* START TASK INPUT *

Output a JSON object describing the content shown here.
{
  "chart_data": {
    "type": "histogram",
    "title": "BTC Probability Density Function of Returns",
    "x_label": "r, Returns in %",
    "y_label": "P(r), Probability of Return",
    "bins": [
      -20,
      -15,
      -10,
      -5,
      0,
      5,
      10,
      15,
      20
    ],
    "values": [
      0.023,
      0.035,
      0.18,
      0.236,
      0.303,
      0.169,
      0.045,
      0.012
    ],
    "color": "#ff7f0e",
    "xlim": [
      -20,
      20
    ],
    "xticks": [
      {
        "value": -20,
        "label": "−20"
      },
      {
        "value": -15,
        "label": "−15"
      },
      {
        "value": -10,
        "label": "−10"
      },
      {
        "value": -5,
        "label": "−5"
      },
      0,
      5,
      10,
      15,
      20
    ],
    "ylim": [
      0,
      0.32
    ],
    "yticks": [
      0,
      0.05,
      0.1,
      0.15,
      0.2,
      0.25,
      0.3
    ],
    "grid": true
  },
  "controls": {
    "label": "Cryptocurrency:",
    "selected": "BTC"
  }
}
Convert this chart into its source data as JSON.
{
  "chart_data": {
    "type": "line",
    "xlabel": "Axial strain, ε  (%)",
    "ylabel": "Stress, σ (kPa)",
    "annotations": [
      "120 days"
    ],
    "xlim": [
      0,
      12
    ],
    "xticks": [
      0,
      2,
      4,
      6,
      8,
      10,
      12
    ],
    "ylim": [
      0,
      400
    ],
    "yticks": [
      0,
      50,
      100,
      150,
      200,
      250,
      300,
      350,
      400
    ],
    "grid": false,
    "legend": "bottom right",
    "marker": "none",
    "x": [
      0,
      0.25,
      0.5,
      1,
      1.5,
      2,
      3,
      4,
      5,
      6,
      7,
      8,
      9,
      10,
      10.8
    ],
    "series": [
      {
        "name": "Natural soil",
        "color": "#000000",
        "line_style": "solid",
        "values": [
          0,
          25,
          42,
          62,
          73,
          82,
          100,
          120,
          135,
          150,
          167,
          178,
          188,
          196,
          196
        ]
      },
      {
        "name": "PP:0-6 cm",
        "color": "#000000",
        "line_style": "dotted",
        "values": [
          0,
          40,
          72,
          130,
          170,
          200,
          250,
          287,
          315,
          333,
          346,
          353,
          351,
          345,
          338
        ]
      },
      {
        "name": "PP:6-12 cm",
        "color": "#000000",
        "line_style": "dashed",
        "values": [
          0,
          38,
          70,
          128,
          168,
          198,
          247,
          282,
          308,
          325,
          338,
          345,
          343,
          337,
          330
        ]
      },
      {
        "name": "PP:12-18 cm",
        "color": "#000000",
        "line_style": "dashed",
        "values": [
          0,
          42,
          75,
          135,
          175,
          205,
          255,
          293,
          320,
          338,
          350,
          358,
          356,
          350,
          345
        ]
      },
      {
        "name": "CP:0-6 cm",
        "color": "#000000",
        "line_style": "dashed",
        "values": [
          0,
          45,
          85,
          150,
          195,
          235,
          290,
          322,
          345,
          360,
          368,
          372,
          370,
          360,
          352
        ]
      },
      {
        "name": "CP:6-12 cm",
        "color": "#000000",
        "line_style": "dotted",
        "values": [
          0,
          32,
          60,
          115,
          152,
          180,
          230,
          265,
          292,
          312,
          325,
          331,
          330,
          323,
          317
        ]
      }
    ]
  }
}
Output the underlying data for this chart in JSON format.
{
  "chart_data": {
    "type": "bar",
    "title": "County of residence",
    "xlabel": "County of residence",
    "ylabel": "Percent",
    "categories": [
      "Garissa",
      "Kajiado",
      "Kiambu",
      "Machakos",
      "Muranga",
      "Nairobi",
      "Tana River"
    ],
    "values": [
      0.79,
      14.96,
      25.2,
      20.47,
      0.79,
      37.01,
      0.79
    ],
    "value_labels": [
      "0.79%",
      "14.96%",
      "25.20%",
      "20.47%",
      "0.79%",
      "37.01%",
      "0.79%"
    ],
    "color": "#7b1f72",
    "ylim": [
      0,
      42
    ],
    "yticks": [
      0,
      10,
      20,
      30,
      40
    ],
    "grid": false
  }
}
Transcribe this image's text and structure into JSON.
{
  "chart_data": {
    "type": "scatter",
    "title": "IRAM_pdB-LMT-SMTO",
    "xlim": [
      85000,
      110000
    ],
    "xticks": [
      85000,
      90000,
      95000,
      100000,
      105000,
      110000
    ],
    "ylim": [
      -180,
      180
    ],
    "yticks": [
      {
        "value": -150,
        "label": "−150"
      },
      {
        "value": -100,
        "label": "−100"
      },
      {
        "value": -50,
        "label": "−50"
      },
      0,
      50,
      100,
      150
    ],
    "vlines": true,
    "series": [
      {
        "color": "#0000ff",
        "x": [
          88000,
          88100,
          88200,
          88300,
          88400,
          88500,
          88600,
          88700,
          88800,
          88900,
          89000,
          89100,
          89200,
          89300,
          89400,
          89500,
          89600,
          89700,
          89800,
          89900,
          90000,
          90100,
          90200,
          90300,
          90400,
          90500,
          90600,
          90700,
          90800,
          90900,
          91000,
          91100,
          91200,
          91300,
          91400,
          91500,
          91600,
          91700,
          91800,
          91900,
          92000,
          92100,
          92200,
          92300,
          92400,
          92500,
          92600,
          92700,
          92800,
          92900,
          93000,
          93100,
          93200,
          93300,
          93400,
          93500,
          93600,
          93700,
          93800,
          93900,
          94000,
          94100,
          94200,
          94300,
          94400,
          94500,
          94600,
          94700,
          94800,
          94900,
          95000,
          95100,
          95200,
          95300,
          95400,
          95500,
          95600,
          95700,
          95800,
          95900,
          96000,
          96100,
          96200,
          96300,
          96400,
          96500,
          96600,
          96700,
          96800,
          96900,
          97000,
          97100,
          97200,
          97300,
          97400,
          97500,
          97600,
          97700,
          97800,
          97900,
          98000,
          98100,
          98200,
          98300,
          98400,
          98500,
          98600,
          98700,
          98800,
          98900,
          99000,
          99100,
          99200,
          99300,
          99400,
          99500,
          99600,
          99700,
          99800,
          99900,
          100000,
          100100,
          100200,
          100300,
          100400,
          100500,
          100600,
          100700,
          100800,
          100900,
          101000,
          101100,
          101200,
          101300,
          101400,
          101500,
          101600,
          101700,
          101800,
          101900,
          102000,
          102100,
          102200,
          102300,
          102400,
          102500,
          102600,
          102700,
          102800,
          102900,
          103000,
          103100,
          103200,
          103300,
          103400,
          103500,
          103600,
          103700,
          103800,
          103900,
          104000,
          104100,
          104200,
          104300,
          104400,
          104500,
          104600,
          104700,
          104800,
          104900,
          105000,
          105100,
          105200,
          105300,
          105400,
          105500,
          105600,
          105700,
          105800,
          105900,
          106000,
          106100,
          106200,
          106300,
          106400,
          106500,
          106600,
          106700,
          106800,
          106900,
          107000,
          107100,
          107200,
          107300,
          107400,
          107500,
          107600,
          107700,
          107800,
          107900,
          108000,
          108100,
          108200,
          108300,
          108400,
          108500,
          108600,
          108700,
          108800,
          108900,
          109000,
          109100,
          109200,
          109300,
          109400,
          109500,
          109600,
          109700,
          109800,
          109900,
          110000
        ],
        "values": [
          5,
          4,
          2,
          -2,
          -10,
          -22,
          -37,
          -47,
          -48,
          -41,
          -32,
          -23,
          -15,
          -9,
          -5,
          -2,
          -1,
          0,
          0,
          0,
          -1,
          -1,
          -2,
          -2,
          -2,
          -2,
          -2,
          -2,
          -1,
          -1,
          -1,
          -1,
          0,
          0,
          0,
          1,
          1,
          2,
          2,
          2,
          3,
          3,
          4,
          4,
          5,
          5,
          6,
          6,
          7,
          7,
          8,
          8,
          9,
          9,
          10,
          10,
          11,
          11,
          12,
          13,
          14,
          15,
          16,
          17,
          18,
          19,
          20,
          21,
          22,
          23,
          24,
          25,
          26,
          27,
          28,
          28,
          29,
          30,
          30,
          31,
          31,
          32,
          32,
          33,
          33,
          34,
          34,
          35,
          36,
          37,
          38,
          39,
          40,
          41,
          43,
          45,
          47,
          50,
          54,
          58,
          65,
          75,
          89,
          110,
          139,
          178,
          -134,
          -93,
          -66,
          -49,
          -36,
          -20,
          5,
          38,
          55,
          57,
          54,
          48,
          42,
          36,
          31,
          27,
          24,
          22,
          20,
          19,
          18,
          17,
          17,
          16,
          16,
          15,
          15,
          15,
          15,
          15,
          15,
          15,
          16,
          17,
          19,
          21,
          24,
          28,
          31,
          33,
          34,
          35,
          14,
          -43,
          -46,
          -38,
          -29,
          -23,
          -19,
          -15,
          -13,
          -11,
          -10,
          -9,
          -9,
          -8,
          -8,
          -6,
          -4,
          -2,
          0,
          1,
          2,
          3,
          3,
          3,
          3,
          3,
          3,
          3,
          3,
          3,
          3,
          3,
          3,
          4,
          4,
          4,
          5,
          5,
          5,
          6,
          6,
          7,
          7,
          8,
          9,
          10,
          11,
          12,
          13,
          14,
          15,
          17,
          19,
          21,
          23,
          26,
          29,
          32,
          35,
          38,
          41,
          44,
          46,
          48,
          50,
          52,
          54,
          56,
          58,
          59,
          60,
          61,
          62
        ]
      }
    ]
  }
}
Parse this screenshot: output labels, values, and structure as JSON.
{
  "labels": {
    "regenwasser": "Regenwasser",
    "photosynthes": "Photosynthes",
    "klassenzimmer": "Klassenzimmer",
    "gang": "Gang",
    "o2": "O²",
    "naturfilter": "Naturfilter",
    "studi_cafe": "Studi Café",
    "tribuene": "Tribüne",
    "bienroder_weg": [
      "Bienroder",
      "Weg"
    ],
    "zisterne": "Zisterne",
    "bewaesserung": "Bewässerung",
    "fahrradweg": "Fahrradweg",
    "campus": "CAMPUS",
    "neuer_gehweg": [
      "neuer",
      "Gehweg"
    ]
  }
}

* END TASK INPUT *

** EXERCISE DESCRIPTION **
Search the records for the word "residence". Copy every line that has it.

** RESPONSE TO THE EXERCISE **
    "title": "County of residence",
    "xlabel": "County of residence",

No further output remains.